● **文章の抜粋**
--------------------------------

雪深い山形県村山地方の山間部の古民家に移り住んでもうすぐ4年。
小さな設計事務所を運営していた建築士の伊藤と、元医療ソーシャルワーカーで社会福祉士の妻、そして3人の子どもたちの暮らしは、だんだん、農的になってきました。

21世紀を迎える頃から、未来が行き詰っていくような漠然とした不安があり、いっそのこと、伝統的な暮らしに帰って農業でもやりたいという気持ちがどこかにありました。
そんな気持ちがあっても実行する人は少ないかもしれませんが、私たち夫婦は本当に、山里に土地と古い家を求め、移り住みました。「不便な山里から街に移り住むならわかるけど、なんでそんなあべこべなことをするの?」というのが、まわりのほとんどの反応でした。
でも、思ったとおり、山里は住みよい場所で、私も妻もすっかり気に入り、2人の子どもも元気になり3人目も生まれました。豊かな自然と近隣の人たちの温かいまなざしは、本当にありがたいです。
つつましい暮らしですが、だんだん生活は農的になり、今、本気で新規就農を考えるようになりました。私と妻とで選んだ道は間違っていなかったと思います。
ここに、未来につながる希望があります。ただし、これは、私的、地域的な希望です。

12月24日の朝日新聞(山形県で配布された版、当地は朝だけで夕刊なし)を読んでいたら、救世軍への募金が増えていると書いてあり、うれしくて、うれしくて、泣いてしまいました。生活に困る人が増え、それで募金が減るのではなく、かえって増えるのです。みんな、自分も大変だから、もっと大変な人のために募金してくれるのです。日本は厳しい競争社会と言われ、競争に勝ち抜くことだけが大事で、もう、人は助け合いなど忘れたのかと思ったら、そうではありません。がんばろう救世軍、がんばろうみんな、と言いたいです。
派遣労働者が切り捨てられそうになれば、支援しよう、連帯しようという動きも高まります。企業側もこうした動きに押され、話し合いの場を持ったり、一定期間は寮にいられるようにしたり、ある程度は配慮するようになりました。
人は、困れば助け合うのです。
驕る大企業など、しょせんこの世の栄華、「久しからず」で「春の夜の夢」でしょうが、人間には、まだまだ、未来への希望があります。

--------------------------------

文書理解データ
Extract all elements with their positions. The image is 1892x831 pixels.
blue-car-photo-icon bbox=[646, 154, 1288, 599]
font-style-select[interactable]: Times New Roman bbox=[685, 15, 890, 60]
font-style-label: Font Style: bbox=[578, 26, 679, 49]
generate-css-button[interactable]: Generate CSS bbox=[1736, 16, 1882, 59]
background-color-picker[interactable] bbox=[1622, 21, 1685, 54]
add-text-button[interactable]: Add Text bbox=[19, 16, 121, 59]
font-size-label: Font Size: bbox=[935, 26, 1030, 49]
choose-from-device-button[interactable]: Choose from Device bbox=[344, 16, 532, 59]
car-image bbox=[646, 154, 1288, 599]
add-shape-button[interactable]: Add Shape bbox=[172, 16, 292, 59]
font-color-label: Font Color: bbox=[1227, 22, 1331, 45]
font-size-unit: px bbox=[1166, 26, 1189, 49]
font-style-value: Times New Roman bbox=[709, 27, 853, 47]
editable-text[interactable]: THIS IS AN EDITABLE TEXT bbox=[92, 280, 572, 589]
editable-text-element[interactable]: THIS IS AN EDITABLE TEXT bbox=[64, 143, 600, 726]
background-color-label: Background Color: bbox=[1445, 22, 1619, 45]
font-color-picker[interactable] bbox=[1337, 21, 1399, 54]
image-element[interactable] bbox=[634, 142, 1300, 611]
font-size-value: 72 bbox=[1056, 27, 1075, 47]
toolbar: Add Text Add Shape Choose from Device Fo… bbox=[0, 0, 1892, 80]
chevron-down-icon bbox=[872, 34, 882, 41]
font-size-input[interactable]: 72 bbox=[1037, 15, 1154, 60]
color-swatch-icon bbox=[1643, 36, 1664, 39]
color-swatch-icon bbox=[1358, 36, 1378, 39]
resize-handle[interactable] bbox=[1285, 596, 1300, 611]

--------------------------------

● **やること**
(A) 次の(i)〜(iii)が抜粋の内容と合っているか、それぞれ「はい」か「いいえ」で答え、決め手になる抜粋の言葉をそのまま引いてください。
(i) 一家には子どもが3人いる。
(ii) まわりのほとんどの人は、山里への移住をもっともだと受け止めた。
(iii) 新聞には、救世軍への募金が減っていると書いてあった。
(B) 抜粋の「12月24日の朝日新聞」で始まる段落を、大事な点を残して短い箇条書きにまとめてください。
(C) 抜粋の「小さな設計事務所を運営してい」から「しは、本当にありがたいです。」までを、一字も変えずに書き写してください。

● **番号順の答え**
(A)
(i) はい。「そして3人の子どもたちの暮らしは」
(ii) いいえ。「「不便な山里から街に移り住むならわかるけど、なんでそんなあべこべなことをするの?」というのが、まわりのほとんどの反応でした。」
(iii) いいえ。「救世軍への募金が増えていると書いてあり」

(B)
・12月24日の朝日新聞(山形県で配られた版)に、救世軍への募金が増えているという記事があり、読んでうれしくて泣いてしまった。
・生活に困る人が増えても募金は減らず、かえって増えている。
・みんな自分も大変だからこそ、もっと大変な人のために募金している。
・日本は厳しい競争社会と言われるが、人は助け合いを忘れていない。
・救世軍にもみんなにも「がんばろう」と言いたい。

(C)
小さな設計事務所を運営していた建築士の伊藤と、元医療ソーシャルワーカーで社会福祉士の妻、そして3人の子どもたちの暮らしは、だんだん、農的になってきました。

21世紀を迎える頃から、未来が行き詰っていくような漠然とした不安があり、いっそのこと、伝統的な暮らしに帰って農業でもやりたいという気持ちがどこかにありました。
そんな気持ちがあっても実行する人は少ないかもしれませんが、私たち夫婦は本当に、山里に土地と古い家を求め、移り住みました。「不便な山里から街に移り住むならわかるけど、なんでそんなあべこべなことをするの?」というのが、まわりのほとんどの反応でした。
でも、思ったとおり、山里は住みよい場所で、私も妻もすっかり気に入り、2人の子どもも元気になり3人目も生まれました。豊かな自然と近隣の人たちの温かいまなざしは、本当にありがたいです。